[Dataset items]

'''

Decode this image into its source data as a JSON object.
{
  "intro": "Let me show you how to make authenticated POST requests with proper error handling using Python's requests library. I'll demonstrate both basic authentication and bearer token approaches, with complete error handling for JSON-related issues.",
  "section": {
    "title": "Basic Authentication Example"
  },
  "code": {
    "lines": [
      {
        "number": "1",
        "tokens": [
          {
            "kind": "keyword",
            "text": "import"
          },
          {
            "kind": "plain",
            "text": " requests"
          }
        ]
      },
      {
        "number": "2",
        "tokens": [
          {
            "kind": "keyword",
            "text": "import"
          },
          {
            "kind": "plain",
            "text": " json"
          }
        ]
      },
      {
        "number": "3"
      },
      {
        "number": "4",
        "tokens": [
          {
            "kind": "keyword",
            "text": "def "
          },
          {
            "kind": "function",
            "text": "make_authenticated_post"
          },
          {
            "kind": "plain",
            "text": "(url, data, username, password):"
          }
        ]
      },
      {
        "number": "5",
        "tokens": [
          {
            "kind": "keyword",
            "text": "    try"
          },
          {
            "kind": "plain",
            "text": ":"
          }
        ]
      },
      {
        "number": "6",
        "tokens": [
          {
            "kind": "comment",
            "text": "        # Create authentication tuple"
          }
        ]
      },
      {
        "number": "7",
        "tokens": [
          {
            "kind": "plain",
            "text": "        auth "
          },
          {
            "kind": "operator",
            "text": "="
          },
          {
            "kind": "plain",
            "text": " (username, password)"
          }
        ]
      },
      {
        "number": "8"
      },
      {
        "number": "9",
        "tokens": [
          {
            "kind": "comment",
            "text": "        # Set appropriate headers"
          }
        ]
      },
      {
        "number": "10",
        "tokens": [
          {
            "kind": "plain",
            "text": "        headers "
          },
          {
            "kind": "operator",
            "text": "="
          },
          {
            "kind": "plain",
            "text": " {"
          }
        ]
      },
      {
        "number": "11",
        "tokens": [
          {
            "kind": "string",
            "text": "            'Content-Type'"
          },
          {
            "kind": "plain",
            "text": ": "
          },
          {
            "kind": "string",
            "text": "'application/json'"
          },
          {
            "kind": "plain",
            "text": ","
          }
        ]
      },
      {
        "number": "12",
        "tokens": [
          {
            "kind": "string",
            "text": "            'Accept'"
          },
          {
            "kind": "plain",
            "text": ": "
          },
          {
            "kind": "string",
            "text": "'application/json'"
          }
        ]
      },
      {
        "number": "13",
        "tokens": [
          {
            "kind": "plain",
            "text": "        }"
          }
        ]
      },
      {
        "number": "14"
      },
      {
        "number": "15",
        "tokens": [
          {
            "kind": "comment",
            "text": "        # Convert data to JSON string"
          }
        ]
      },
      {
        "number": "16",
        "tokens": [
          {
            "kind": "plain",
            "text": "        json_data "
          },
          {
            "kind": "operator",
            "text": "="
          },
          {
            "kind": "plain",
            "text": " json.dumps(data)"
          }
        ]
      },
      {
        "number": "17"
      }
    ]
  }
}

'''

Given task: Go through the preceding material and copy each line that has the word "headers".

Task result:
            "text": "        # Set appropriate headers"
            "text": "        headers "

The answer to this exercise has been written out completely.